What the task requires
Using the listing below, report all lines holding the word "alpine".

Entries with figure data
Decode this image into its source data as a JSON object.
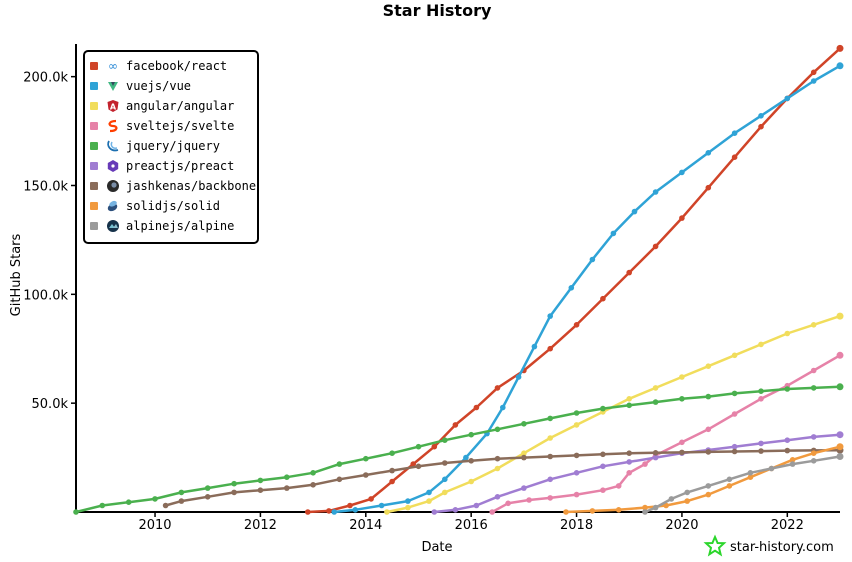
{
  "chart_data": {
    "type": "line",
    "title": "Star History",
    "xlabel": "Date",
    "ylabel": "GitHub Stars",
    "x_ticks": [
      "2010",
      "2012",
      "2014",
      "2016",
      "2018",
      "2020",
      "2022"
    ],
    "y_ticks": [
      "50.0k",
      "100.0k",
      "150.0k",
      "200.0k"
    ],
    "xlim": [
      2009.0,
      2023.5
    ],
    "ylim": [
      0,
      215000
    ],
    "grid": false,
    "legend_position": "top-left",
    "watermark": "star-history.com",
    "series": [
      {
        "name": "facebook/react",
        "color": "#d04428",
        "icon": "infinity-icon",
        "points": [
          [
            2013.4,
            0
          ],
          [
            2013.8,
            500
          ],
          [
            2014.2,
            3000
          ],
          [
            2014.6,
            6000
          ],
          [
            2015.0,
            14000
          ],
          [
            2015.4,
            22000
          ],
          [
            2015.8,
            30000
          ],
          [
            2016.2,
            40000
          ],
          [
            2016.6,
            48000
          ],
          [
            2017.0,
            57000
          ],
          [
            2017.5,
            65000
          ],
          [
            2018.0,
            75000
          ],
          [
            2018.5,
            86000
          ],
          [
            2019.0,
            98000
          ],
          [
            2019.5,
            110000
          ],
          [
            2020.0,
            122000
          ],
          [
            2020.5,
            135000
          ],
          [
            2021.0,
            149000
          ],
          [
            2021.5,
            163000
          ],
          [
            2022.0,
            177000
          ],
          [
            2022.5,
            190000
          ],
          [
            2023.0,
            202000
          ],
          [
            2023.5,
            213000
          ]
        ]
      },
      {
        "name": "vuejs/vue",
        "color": "#2fa3d6",
        "icon": "vue-icon",
        "points": [
          [
            2013.9,
            0
          ],
          [
            2014.3,
            1000
          ],
          [
            2014.8,
            3000
          ],
          [
            2015.3,
            5000
          ],
          [
            2015.7,
            9000
          ],
          [
            2016.0,
            15000
          ],
          [
            2016.4,
            25000
          ],
          [
            2016.8,
            36000
          ],
          [
            2017.1,
            48000
          ],
          [
            2017.4,
            62000
          ],
          [
            2017.7,
            76000
          ],
          [
            2018.0,
            90000
          ],
          [
            2018.4,
            103000
          ],
          [
            2018.8,
            116000
          ],
          [
            2019.2,
            128000
          ],
          [
            2019.6,
            138000
          ],
          [
            2020.0,
            147000
          ],
          [
            2020.5,
            156000
          ],
          [
            2021.0,
            165000
          ],
          [
            2021.5,
            174000
          ],
          [
            2022.0,
            182000
          ],
          [
            2022.5,
            190000
          ],
          [
            2023.0,
            198000
          ],
          [
            2023.5,
            205000
          ]
        ]
      },
      {
        "name": "angular/angular",
        "color": "#f1dd5c",
        "icon": "angular-icon",
        "points": [
          [
            2014.9,
            0
          ],
          [
            2015.3,
            2000
          ],
          [
            2015.7,
            5000
          ],
          [
            2016.0,
            9000
          ],
          [
            2016.5,
            14000
          ],
          [
            2017.0,
            20000
          ],
          [
            2017.5,
            27000
          ],
          [
            2018.0,
            34000
          ],
          [
            2018.5,
            40000
          ],
          [
            2019.0,
            46000
          ],
          [
            2019.5,
            52000
          ],
          [
            2020.0,
            57000
          ],
          [
            2020.5,
            62000
          ],
          [
            2021.0,
            67000
          ],
          [
            2021.5,
            72000
          ],
          [
            2022.0,
            77000
          ],
          [
            2022.5,
            82000
          ],
          [
            2023.0,
            86000
          ],
          [
            2023.5,
            90000
          ]
        ]
      },
      {
        "name": "sveltejs/svelte",
        "color": "#e682a8",
        "icon": "svelte-icon",
        "points": [
          [
            2016.9,
            0
          ],
          [
            2017.2,
            4000
          ],
          [
            2017.6,
            5500
          ],
          [
            2018.0,
            6500
          ],
          [
            2018.5,
            8000
          ],
          [
            2019.0,
            10000
          ],
          [
            2019.3,
            12000
          ],
          [
            2019.5,
            18000
          ],
          [
            2019.8,
            22000
          ],
          [
            2020.0,
            26000
          ],
          [
            2020.5,
            32000
          ],
          [
            2021.0,
            38000
          ],
          [
            2021.5,
            45000
          ],
          [
            2022.0,
            52000
          ],
          [
            2022.5,
            58000
          ],
          [
            2023.0,
            65000
          ],
          [
            2023.5,
            72000
          ]
        ]
      },
      {
        "name": "jquery/jquery",
        "color": "#4ab04e",
        "icon": "jquery-icon",
        "points": [
          [
            2009.0,
            0
          ],
          [
            2009.5,
            3000
          ],
          [
            2010.0,
            4500
          ],
          [
            2010.5,
            6000
          ],
          [
            2011.0,
            9000
          ],
          [
            2011.5,
            11000
          ],
          [
            2012.0,
            13000
          ],
          [
            2012.5,
            14500
          ],
          [
            2013.0,
            16000
          ],
          [
            2013.5,
            18000
          ],
          [
            2014.0,
            22000
          ],
          [
            2014.5,
            24500
          ],
          [
            2015.0,
            27000
          ],
          [
            2015.5,
            30000
          ],
          [
            2016.0,
            33000
          ],
          [
            2016.5,
            35500
          ],
          [
            2017.0,
            38000
          ],
          [
            2017.5,
            40500
          ],
          [
            2018.0,
            43000
          ],
          [
            2018.5,
            45500
          ],
          [
            2019.0,
            47500
          ],
          [
            2019.5,
            49000
          ],
          [
            2020.0,
            50500
          ],
          [
            2020.5,
            52000
          ],
          [
            2021.0,
            53000
          ],
          [
            2021.5,
            54500
          ],
          [
            2022.0,
            55500
          ],
          [
            2022.5,
            56500
          ],
          [
            2023.0,
            57000
          ],
          [
            2023.5,
            57500
          ]
        ]
      },
      {
        "name": "preactjs/preact",
        "color": "#a07dd2",
        "icon": "preact-icon",
        "points": [
          [
            2015.8,
            0
          ],
          [
            2016.2,
            1000
          ],
          [
            2016.6,
            3000
          ],
          [
            2017.0,
            7000
          ],
          [
            2017.5,
            11000
          ],
          [
            2018.0,
            15000
          ],
          [
            2018.5,
            18000
          ],
          [
            2019.0,
            21000
          ],
          [
            2019.5,
            23000
          ],
          [
            2020.0,
            25000
          ],
          [
            2020.5,
            27000
          ],
          [
            2021.0,
            28500
          ],
          [
            2021.5,
            30000
          ],
          [
            2022.0,
            31500
          ],
          [
            2022.5,
            33000
          ],
          [
            2023.0,
            34500
          ],
          [
            2023.5,
            35500
          ]
        ]
      },
      {
        "name": "jashkenas/backbone",
        "color": "#8a6c5a",
        "icon": "backbone-icon",
        "points": [
          [
            2010.7,
            3000
          ],
          [
            2011.0,
            5000
          ],
          [
            2011.5,
            7000
          ],
          [
            2012.0,
            9000
          ],
          [
            2012.5,
            10000
          ],
          [
            2013.0,
            11000
          ],
          [
            2013.5,
            12500
          ],
          [
            2014.0,
            15000
          ],
          [
            2014.5,
            17000
          ],
          [
            2015.0,
            19000
          ],
          [
            2015.5,
            21000
          ],
          [
            2016.0,
            22500
          ],
          [
            2016.5,
            23500
          ],
          [
            2017.0,
            24500
          ],
          [
            2017.5,
            25000
          ],
          [
            2018.0,
            25500
          ],
          [
            2018.5,
            26000
          ],
          [
            2019.0,
            26500
          ],
          [
            2019.5,
            27000
          ],
          [
            2020.0,
            27200
          ],
          [
            2020.5,
            27400
          ],
          [
            2021.0,
            27600
          ],
          [
            2021.5,
            27800
          ],
          [
            2022.0,
            28000
          ],
          [
            2022.5,
            28200
          ],
          [
            2023.0,
            28300
          ],
          [
            2023.5,
            28400
          ]
        ]
      },
      {
        "name": "solidjs/solid",
        "color": "#f19a3e",
        "icon": "solid-icon",
        "points": [
          [
            2018.3,
            0
          ],
          [
            2018.8,
            500
          ],
          [
            2019.3,
            1000
          ],
          [
            2019.8,
            2000
          ],
          [
            2020.2,
            3000
          ],
          [
            2020.6,
            5000
          ],
          [
            2021.0,
            8000
          ],
          [
            2021.4,
            12000
          ],
          [
            2021.8,
            16000
          ],
          [
            2022.2,
            20000
          ],
          [
            2022.6,
            24000
          ],
          [
            2023.0,
            27000
          ],
          [
            2023.5,
            30000
          ]
        ]
      },
      {
        "name": "alpinejs/alpine",
        "color": "#9b9b9b",
        "icon": "alpine-icon",
        "points": [
          [
            2019.8,
            0
          ],
          [
            2020.0,
            2000
          ],
          [
            2020.3,
            6000
          ],
          [
            2020.6,
            9000
          ],
          [
            2021.0,
            12000
          ],
          [
            2021.4,
            15000
          ],
          [
            2021.8,
            18000
          ],
          [
            2022.2,
            20000
          ],
          [
            2022.6,
            22000
          ],
          [
            2023.0,
            23500
          ],
          [
            2023.5,
            25500
          ]
        ]
      }
    ]
  }
}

Response
        "name": "alpinejs/alpine",
        "icon": "alpine-icon",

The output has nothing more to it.